Records from a data source ->
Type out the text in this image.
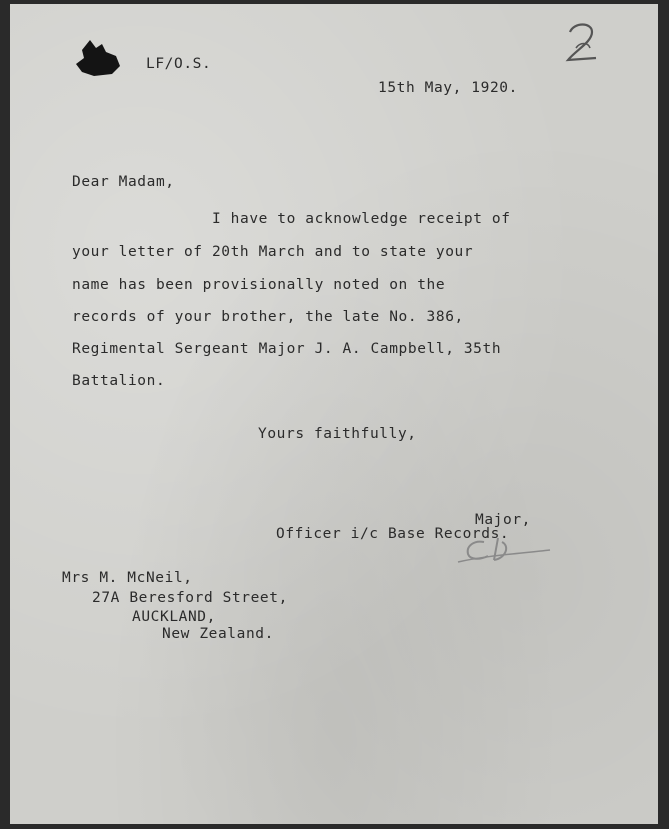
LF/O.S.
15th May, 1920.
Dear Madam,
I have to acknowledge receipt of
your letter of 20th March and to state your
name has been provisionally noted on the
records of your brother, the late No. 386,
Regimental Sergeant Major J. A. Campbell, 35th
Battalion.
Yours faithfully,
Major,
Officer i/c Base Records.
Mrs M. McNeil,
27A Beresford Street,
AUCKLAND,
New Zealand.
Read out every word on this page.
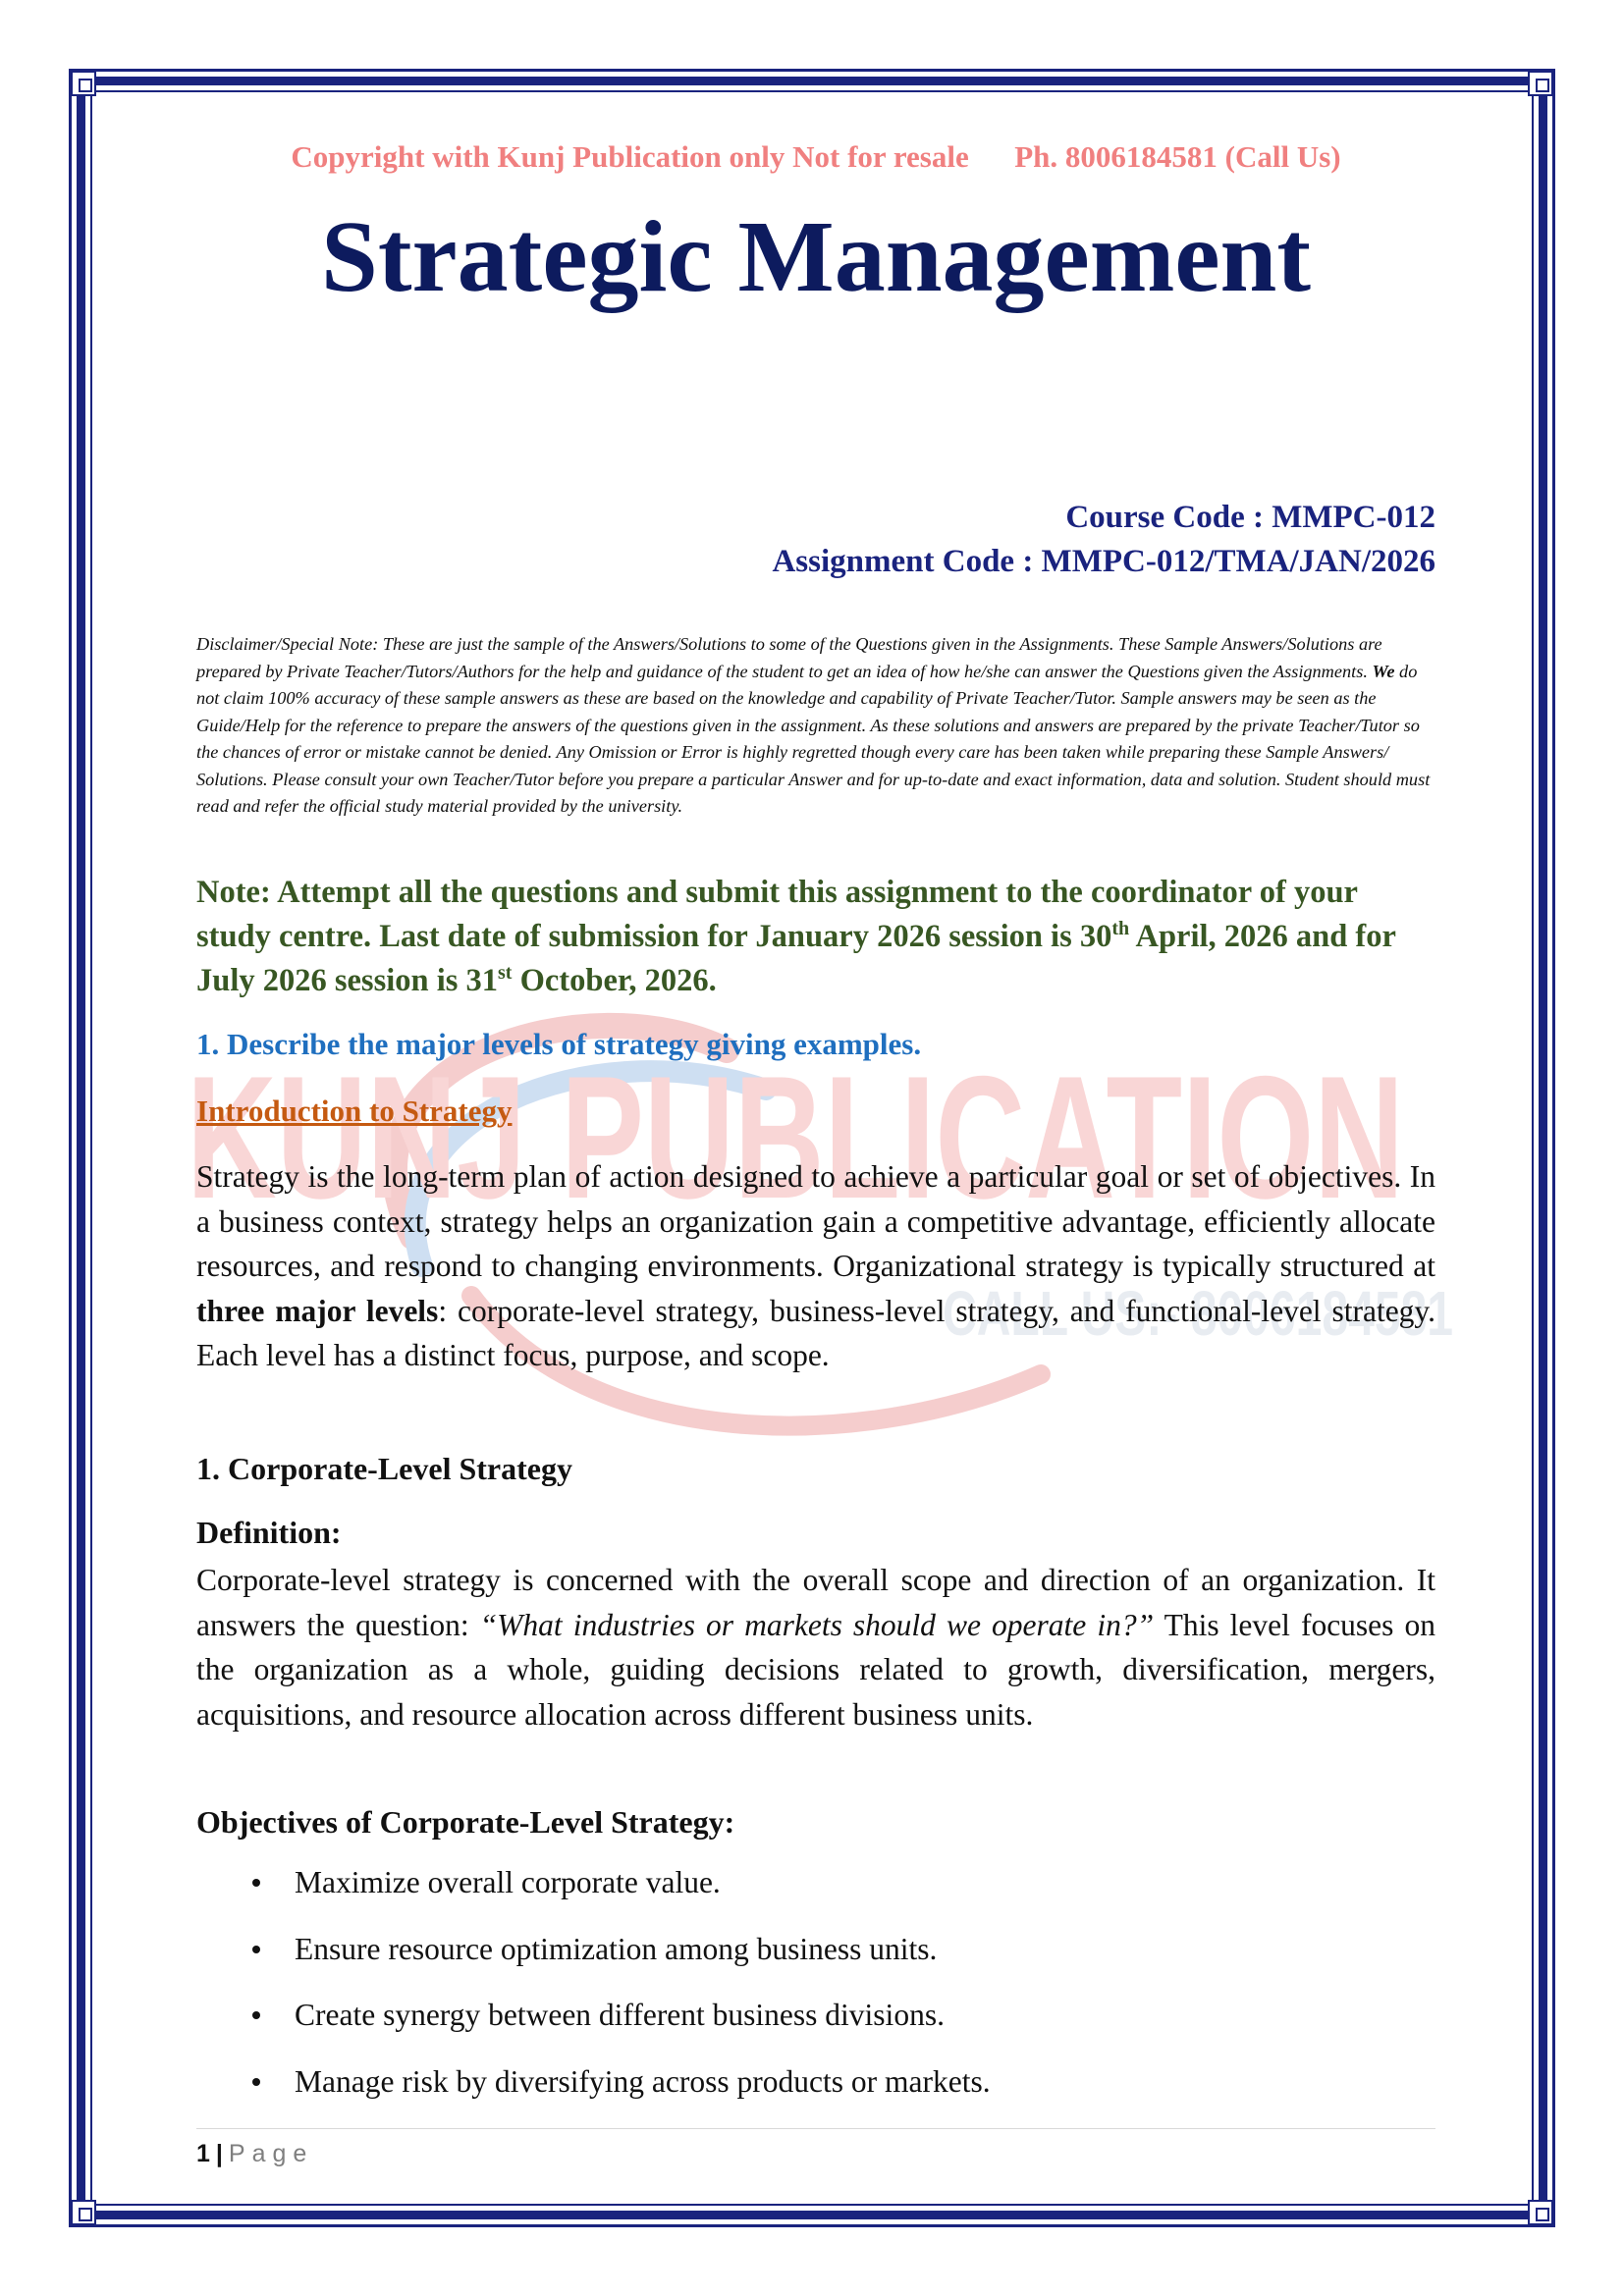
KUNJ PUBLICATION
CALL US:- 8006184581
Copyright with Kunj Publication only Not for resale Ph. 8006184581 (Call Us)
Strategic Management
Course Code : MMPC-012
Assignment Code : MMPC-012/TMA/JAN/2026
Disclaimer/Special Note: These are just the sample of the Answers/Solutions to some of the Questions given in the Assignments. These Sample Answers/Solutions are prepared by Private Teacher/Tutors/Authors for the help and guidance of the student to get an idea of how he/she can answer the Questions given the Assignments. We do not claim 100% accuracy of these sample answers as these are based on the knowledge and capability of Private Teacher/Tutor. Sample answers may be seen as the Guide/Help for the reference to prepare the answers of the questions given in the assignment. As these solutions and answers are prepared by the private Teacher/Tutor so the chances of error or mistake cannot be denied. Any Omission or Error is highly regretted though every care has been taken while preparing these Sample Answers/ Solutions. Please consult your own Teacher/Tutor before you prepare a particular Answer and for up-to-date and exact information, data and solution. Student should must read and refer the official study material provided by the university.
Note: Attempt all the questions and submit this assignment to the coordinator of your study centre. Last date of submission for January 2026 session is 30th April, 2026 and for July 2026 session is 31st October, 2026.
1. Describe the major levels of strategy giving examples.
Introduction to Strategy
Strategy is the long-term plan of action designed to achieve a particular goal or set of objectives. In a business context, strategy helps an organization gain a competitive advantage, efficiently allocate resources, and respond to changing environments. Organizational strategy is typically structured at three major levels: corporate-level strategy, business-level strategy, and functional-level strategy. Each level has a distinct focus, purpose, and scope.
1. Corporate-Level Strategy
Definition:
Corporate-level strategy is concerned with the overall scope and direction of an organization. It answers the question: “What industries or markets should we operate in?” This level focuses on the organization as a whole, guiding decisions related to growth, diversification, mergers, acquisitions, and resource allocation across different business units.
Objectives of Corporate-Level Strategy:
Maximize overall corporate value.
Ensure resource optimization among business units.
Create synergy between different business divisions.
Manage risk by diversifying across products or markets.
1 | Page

THE PROBLEM ->
Among the lines of the records above, count those holding the string "organization", and report only the number.

SOLUTION ->
2